● **INSTRUCTIONS TO FOLLOW**
Copy out every line containing the word "Changwon".

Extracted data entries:
********************

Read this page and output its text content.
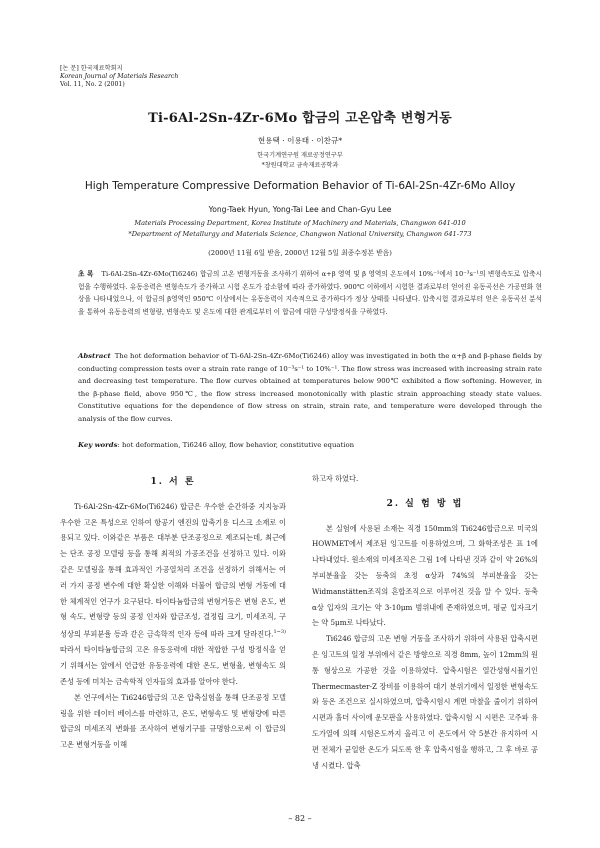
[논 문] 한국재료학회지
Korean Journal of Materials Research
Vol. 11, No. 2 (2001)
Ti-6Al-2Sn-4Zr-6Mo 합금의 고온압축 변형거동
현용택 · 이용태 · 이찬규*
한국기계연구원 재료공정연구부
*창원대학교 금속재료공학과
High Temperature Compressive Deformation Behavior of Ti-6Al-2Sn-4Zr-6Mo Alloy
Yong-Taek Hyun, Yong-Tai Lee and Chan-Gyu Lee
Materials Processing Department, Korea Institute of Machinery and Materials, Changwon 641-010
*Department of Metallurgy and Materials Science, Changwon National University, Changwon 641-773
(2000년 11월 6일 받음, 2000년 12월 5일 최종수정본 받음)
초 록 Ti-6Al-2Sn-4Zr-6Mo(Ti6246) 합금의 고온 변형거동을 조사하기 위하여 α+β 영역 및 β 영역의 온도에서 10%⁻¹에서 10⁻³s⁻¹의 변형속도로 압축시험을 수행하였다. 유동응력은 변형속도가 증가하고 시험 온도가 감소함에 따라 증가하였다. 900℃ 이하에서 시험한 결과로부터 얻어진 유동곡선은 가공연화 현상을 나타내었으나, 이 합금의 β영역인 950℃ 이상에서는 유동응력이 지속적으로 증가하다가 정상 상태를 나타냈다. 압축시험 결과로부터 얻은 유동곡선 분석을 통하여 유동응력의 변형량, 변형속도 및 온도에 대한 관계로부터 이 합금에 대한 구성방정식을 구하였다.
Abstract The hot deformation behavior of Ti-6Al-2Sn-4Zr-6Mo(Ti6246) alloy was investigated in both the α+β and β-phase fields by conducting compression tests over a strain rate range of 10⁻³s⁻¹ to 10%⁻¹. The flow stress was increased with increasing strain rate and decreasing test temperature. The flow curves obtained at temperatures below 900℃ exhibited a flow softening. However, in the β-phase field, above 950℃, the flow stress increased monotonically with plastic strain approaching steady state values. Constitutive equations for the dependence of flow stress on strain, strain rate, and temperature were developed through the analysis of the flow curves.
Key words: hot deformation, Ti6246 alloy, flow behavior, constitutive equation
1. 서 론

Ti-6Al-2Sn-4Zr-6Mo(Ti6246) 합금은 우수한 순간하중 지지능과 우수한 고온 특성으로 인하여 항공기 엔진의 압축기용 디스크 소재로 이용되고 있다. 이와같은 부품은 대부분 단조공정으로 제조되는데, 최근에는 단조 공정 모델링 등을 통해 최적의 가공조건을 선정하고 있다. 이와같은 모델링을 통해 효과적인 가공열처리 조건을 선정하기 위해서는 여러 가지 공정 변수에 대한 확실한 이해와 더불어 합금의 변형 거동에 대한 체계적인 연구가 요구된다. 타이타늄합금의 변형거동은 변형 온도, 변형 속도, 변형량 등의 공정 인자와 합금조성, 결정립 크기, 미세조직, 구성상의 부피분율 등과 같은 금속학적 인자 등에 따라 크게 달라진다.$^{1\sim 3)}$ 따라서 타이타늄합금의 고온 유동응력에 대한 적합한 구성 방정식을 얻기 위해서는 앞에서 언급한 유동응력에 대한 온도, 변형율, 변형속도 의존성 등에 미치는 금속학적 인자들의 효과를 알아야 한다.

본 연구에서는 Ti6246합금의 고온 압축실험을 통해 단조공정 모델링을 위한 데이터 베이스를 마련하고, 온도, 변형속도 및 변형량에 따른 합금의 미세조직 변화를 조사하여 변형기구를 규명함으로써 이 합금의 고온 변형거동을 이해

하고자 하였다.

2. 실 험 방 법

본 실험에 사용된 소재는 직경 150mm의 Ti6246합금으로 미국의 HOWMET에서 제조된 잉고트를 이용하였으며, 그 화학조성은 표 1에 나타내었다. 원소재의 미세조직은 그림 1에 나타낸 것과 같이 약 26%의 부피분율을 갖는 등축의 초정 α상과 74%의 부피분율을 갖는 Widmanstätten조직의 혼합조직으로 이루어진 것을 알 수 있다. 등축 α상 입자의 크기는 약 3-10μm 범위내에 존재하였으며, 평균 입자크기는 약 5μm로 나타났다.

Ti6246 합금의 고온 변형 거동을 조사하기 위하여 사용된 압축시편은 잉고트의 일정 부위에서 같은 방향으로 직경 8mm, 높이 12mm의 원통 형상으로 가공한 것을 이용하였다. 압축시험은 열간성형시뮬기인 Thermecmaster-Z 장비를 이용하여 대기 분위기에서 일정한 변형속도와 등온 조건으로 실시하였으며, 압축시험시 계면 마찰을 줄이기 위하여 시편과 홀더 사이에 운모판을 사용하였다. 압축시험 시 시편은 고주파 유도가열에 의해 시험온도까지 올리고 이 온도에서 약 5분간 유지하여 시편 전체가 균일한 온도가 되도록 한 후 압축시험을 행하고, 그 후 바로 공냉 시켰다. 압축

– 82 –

********************

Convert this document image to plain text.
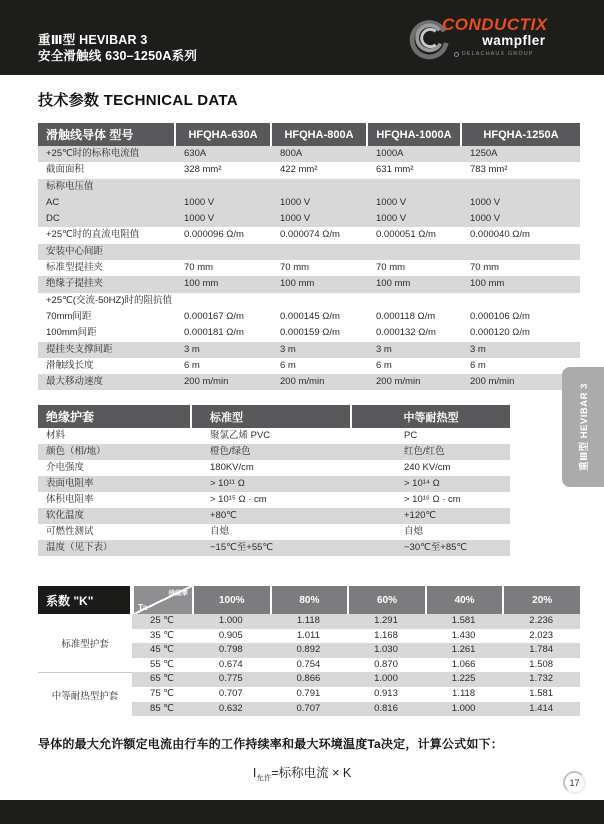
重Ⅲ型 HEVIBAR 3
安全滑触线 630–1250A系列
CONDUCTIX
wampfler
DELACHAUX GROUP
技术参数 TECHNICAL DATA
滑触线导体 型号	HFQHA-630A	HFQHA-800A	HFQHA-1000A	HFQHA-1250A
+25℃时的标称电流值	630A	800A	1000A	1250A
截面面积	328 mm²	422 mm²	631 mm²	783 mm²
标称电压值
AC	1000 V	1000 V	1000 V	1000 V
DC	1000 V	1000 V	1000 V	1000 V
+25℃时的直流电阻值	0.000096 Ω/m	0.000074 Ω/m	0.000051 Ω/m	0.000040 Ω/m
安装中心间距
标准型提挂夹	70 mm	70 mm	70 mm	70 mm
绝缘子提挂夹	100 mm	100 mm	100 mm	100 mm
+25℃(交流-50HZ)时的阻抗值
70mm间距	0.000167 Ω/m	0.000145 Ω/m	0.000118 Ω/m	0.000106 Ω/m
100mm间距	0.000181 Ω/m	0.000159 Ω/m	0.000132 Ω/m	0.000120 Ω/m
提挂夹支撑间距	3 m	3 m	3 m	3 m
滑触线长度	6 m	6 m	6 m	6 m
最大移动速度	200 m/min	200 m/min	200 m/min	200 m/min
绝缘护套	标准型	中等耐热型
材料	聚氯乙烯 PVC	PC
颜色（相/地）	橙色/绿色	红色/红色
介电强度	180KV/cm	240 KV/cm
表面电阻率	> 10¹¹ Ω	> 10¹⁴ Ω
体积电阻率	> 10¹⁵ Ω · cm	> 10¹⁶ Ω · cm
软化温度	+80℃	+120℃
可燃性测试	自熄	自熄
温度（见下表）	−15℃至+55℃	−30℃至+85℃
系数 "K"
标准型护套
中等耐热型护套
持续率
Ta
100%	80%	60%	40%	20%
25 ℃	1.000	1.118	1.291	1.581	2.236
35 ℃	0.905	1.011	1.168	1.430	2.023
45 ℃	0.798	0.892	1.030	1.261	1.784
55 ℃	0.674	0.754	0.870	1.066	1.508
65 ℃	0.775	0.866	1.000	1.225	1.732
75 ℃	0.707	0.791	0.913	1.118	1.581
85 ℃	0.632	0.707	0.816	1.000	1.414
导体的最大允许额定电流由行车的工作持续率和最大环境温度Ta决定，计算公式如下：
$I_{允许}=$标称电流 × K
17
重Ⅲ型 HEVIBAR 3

********************

● **RESULT OF THE TASK**
Materials Processing Department, Korea Institute of Machinery and Materials, Changwon 641-010
*Department of Metallurgy and Materials Science, Changwon National University, Changwon 641-773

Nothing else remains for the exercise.